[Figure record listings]

##########

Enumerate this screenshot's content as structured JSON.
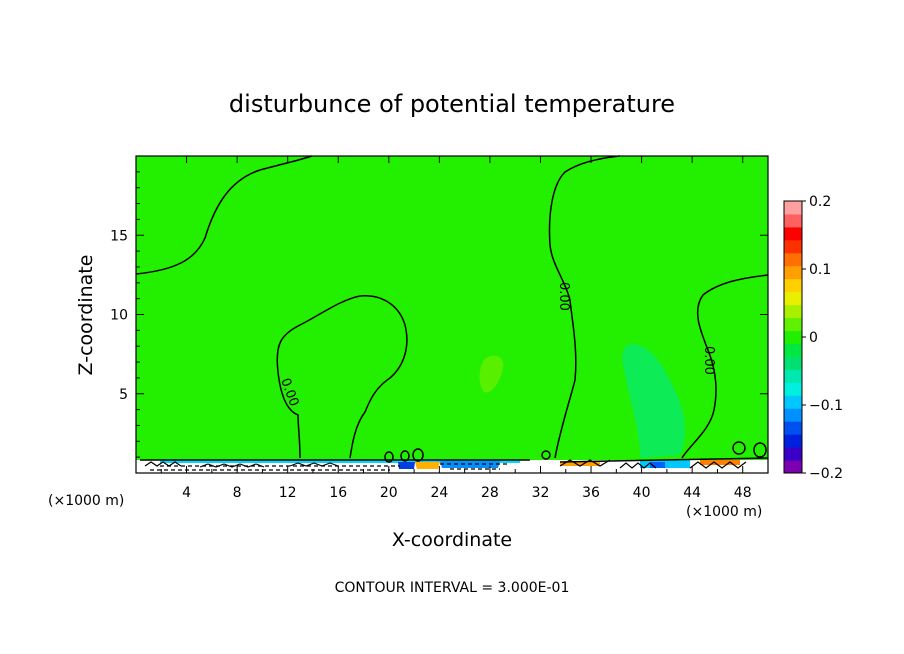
{
  "chart_data": {
    "type": "heatmap",
    "title": "disturbunce of potential temperature",
    "xlabel": "X-coordinate",
    "ylabel": "Z-coordinate",
    "x_unit_left": "(×1000 m)",
    "x_unit_right": "(×1000 m)",
    "footer": "CONTOUR INTERVAL = 3.000E-01",
    "xlim": [
      0,
      50
    ],
    "ylim": [
      0,
      20
    ],
    "x_ticks": [
      4,
      8,
      12,
      16,
      20,
      24,
      28,
      32,
      36,
      40,
      44,
      48
    ],
    "y_ticks": [
      5,
      10,
      15
    ],
    "colorbar": {
      "range": [
        -0.2,
        0.2
      ],
      "tick_values": [
        0.2,
        0.1,
        0,
        -0.1,
        -0.2
      ],
      "tick_labels": [
        "0.2",
        "0.1",
        "0",
        "−0.1",
        "−0.2"
      ],
      "colors": [
        "#7a00b0",
        "#3a00c8",
        "#0020e0",
        "#0050f0",
        "#0090ff",
        "#00c8ff",
        "#00f0e0",
        "#00e8b0",
        "#00e070",
        "#00e840",
        "#20f000",
        "#60f000",
        "#a8f000",
        "#e8f000",
        "#ffd000",
        "#ffa000",
        "#ff7000",
        "#ff3000",
        "#ff0000",
        "#ff6060",
        "#ffa0a0"
      ]
    },
    "background_color": "#22f000",
    "contour_labels": [
      "0.00",
      "0.00",
      "0.00"
    ]
  }
}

##########

> EXERCISE BRIEF: Working from the lines above, reproduce the material exactly and exclude its pictures.

> SOLUTION:
Enumerate this screenshot's content as structured JSON.
{
  "chart_data": {
    "type": "heatmap",
    "title": "disturbunce of potential temperature",
    "xlabel": "X-coordinate",
    "ylabel": "Z-coordinate",
    "x_unit_left": "(×1000 m)",
    "x_unit_right": "(×1000 m)",
    "footer": "CONTOUR INTERVAL = 3.000E-01",
    "xlim": [
      0,
      50
    ],
    "ylim": [
      0,
      20
    ],
    "x_ticks": [
      4,
      8,
      12,
      16,
      20,
      24,
      28,
      32,
      36,
      40,
      44,
      48
    ],
    "y_ticks": [
      5,
      10,
      15
    ],
    "colorbar": {
      "range": [
        -0.2,
        0.2
      ],
      "tick_values": [
        0.2,
        0.1,
        0,
        -0.1,
        -0.2
      ],
      "tick_labels": [
        "0.2",
        "0.1",
        "0",
        "−0.1",
        "−0.2"
      ],
      "colors": [
        "#7a00b0",
        "#3a00c8",
        "#0020e0",
        "#0050f0",
        "#0090ff",
        "#00c8ff",
        "#00f0e0",
        "#00e8b0",
        "#00e070",
        "#00e840",
        "#20f000",
        "#60f000",
        "#a8f000",
        "#e8f000",
        "#ffd000",
        "#ffa000",
        "#ff7000",
        "#ff3000",
        "#ff0000",
        "#ff6060",
        "#ffa0a0"
      ]
    },
    "background_color": "#22f000",
    "contour_labels": [
      "0.00",
      "0.00",
      "0.00"
    ]
  }
}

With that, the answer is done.